[Exercise instructions]
Gather up the lines that contain "此现象不正常".

[Provided data]
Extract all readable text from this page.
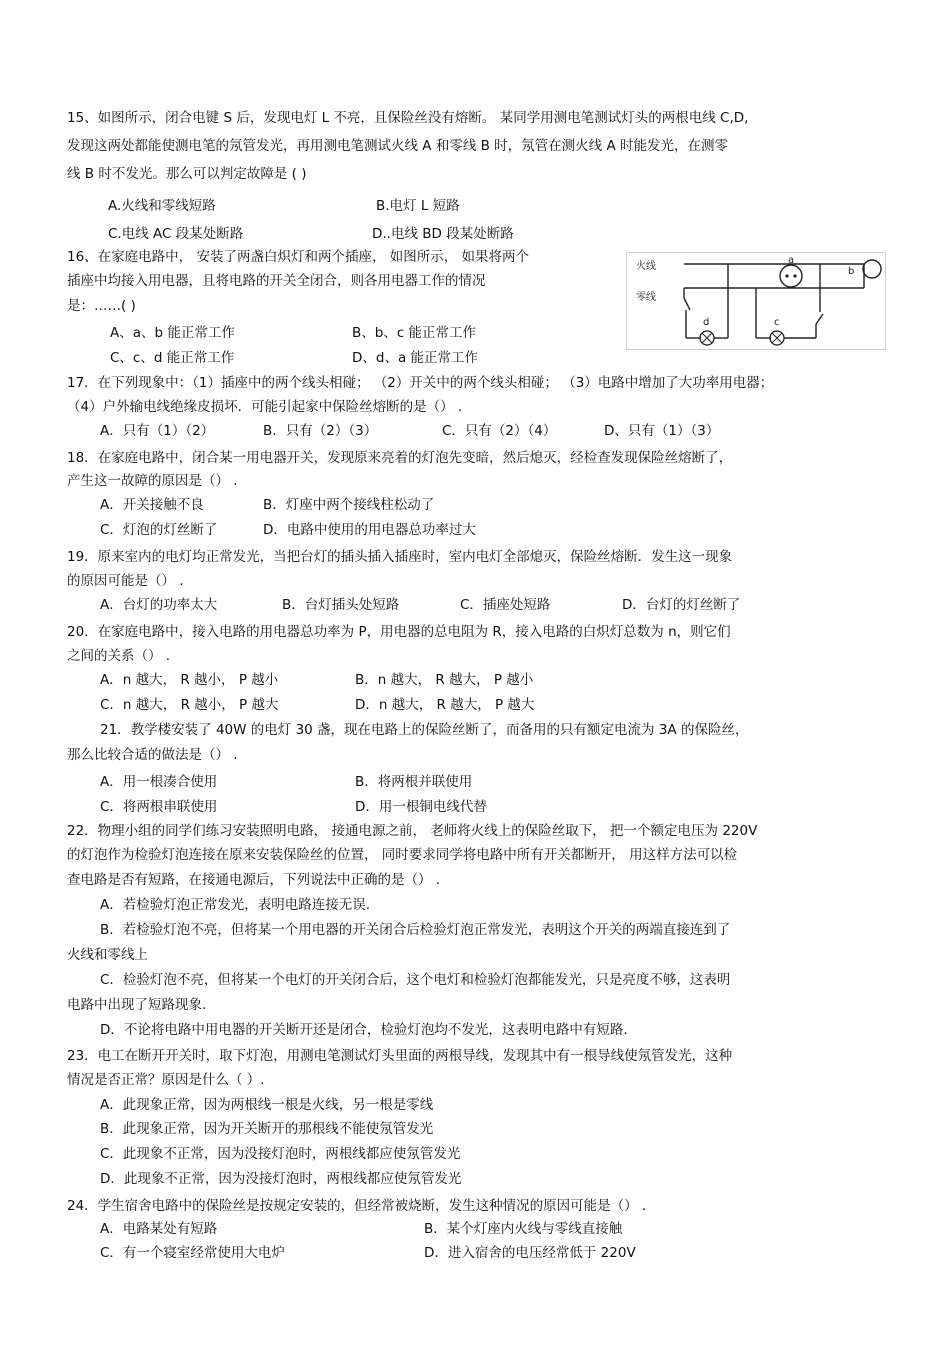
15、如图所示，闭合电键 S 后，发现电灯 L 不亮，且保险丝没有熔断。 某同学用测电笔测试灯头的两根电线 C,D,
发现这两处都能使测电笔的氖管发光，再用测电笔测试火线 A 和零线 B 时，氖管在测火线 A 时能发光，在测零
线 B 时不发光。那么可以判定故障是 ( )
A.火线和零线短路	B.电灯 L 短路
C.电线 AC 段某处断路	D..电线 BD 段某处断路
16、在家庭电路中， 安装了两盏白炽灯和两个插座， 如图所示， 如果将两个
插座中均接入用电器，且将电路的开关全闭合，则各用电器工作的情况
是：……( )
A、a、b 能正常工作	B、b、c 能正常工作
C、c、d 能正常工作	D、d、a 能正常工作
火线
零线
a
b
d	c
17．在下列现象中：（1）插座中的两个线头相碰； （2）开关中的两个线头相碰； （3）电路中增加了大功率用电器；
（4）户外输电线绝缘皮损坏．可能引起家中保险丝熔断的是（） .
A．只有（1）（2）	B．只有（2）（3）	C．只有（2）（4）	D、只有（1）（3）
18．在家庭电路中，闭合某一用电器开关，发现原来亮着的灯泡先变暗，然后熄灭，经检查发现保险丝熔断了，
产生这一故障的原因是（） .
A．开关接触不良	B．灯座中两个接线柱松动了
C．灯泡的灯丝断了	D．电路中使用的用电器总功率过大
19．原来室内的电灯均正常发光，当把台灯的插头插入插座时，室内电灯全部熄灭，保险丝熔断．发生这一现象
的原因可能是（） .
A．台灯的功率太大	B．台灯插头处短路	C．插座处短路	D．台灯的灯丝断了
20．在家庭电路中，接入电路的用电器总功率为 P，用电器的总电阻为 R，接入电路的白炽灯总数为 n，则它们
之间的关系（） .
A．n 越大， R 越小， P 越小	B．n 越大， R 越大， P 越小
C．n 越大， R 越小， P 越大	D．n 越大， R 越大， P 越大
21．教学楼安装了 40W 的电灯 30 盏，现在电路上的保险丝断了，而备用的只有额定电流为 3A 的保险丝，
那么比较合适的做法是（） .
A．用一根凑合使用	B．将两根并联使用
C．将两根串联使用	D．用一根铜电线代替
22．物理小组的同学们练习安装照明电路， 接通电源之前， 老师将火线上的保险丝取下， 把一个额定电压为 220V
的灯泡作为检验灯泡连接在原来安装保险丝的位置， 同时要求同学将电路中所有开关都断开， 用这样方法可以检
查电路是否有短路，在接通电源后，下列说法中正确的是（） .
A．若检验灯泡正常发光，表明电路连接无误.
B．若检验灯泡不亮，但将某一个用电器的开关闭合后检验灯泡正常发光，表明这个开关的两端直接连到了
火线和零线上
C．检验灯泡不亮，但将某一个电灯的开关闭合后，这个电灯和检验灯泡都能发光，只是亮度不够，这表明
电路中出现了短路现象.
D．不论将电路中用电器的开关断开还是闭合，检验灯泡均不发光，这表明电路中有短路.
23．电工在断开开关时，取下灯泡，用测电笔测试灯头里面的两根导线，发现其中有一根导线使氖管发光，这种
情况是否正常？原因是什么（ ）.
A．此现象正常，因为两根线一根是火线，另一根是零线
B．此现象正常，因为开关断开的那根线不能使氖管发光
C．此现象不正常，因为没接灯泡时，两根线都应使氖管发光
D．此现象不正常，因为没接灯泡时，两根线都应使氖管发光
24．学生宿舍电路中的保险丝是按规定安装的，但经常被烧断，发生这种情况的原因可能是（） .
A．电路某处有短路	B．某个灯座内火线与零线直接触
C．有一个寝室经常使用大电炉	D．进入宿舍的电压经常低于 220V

[Result of this exercise]
C．此现象不正常，因为没接灯泡时，两根线都应使氖管发光
D．此现象不正常，因为没接灯泡时，两根线都应使氖管发光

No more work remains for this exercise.